SELECTED EXCERPT —
Notably, the French government will fund development of Maïa on its own. Back in October, President Emmanuel Macron said France would invest €30 billion into a “France 2030” plan to foster industrial innovation. About €1.5 billion of that funding will go toward space enterprises.
Europe realizes that its launch industry has fallen behind more nimble competitors, particularly SpaceX. One of the ways ArianeGroup has sought to compete was to announce job cuts this past September to reduce its costs. However, the French government felt that ArianeGroup’s engine development site in Vernon, France, was particularly hard hit by those cuts.
Le Maire’s announcement seeks to redress this, as Prometheus rocket engine development is taking place at the Vernon location in northern France, and the Maïa rocket will be manufactured there. Le Maire said on Monday there are about 800 jobs at the Vernon-based propulsion site. By 2025, he said, there will be nearly 1,000.
Such statements underscore that the main prize for European governments does not so much seem to be a highly competitive rocket, but ensuring that a maximum number of well-paying space jobs are located within their borders.
Institutions versus startups
Over the last five years Germany, Italy, and the United Kingdom (which is a member of the European Space Agency but not the European Union) have started to foster the development of micro-launch companies that are building rockets capable of lifting several hundred kilograms to low-Earth orbit—a bit less than the Maïa rocket aspires to do.
These companies, including Isar Aerospace, Rocket Factory Augsburg, and HyImpulse in Germany, PLD Space in Spain, and Orbex and Skyrora in Britain, operate much more like the US commercial space industry. Each has relied primarily on private funding for the development of its rocket technologies and plans to compete for commercial contracts to launch small satellites.
France has largely been left out of this new commercial launch industry, and Paris-based ArianeGroup probably would not mind seeing the competition stamped out. In other words, France could be worried enough about losing its launch leadership in Europe.
Giving a large development contract to ArianeGroup for the Maïa rocket would be one way to kill off the competition in other countries before it gets going. Giving money to ArianeGroup now is a little bit like the United States funding United Launch Alliance to build a reusable rocket 15 years ago, which would have substantially harmed or perhaps even killed SpaceX during its formative years.

RAW DATA —
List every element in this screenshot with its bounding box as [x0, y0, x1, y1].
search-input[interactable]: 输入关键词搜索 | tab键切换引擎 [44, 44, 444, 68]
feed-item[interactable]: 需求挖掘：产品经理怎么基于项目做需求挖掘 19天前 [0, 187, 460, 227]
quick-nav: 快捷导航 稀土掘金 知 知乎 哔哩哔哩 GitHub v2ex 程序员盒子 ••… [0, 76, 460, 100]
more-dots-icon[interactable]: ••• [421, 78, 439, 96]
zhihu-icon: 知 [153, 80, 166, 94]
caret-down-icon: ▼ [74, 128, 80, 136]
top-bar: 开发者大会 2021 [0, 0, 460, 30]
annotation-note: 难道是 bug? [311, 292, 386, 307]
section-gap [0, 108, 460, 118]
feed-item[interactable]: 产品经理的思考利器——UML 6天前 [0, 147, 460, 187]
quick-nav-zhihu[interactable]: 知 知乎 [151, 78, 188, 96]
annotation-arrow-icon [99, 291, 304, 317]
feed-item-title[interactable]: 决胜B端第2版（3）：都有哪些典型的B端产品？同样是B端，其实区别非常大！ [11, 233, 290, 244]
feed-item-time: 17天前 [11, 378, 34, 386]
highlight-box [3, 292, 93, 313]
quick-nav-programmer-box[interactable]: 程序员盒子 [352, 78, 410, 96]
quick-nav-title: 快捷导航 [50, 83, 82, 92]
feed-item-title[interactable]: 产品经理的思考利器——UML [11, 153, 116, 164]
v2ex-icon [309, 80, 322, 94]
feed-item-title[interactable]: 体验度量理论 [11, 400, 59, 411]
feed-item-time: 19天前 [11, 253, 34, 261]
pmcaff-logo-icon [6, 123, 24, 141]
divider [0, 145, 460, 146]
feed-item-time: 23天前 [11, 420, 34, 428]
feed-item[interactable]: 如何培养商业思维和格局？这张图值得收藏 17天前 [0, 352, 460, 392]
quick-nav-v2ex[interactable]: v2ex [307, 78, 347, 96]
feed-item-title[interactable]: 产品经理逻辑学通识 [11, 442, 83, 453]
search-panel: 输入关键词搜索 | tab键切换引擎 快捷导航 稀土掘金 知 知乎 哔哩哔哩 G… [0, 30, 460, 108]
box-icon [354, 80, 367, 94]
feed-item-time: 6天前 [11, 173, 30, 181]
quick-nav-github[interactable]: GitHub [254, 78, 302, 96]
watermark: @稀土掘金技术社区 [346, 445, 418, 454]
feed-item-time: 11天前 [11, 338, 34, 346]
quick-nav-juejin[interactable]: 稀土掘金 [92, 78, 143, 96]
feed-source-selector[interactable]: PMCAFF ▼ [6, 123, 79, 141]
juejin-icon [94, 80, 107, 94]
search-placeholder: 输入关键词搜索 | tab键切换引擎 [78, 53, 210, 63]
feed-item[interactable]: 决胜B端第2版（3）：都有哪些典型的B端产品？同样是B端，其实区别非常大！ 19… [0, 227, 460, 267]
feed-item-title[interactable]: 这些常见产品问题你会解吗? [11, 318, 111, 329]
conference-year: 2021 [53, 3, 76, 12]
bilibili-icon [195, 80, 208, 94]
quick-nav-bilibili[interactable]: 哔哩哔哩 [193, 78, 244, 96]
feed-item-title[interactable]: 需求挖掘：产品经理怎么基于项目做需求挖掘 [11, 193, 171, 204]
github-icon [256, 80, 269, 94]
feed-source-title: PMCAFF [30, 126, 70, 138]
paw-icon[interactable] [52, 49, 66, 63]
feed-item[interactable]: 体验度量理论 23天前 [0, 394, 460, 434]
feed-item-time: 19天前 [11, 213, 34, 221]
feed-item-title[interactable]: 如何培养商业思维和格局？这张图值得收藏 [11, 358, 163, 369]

EXERCISE DESCRIPTION —
Copy the passage of the European rocket funding text starting with "Europe realizes that" and going on through "by those cuts.", replacing "nimble" with "agile".

PROBLEM SOLUTION —
Europe realizes that its launch industry has fallen behind more agile competitors, particularly SpaceX. One of the ways ArianeGroup has sought to compete was to announce job cuts this past September to reduce its costs. However, the French government felt that ArianeGroup’s engine development site in Vernon, France, was particularly hard hit by those cuts.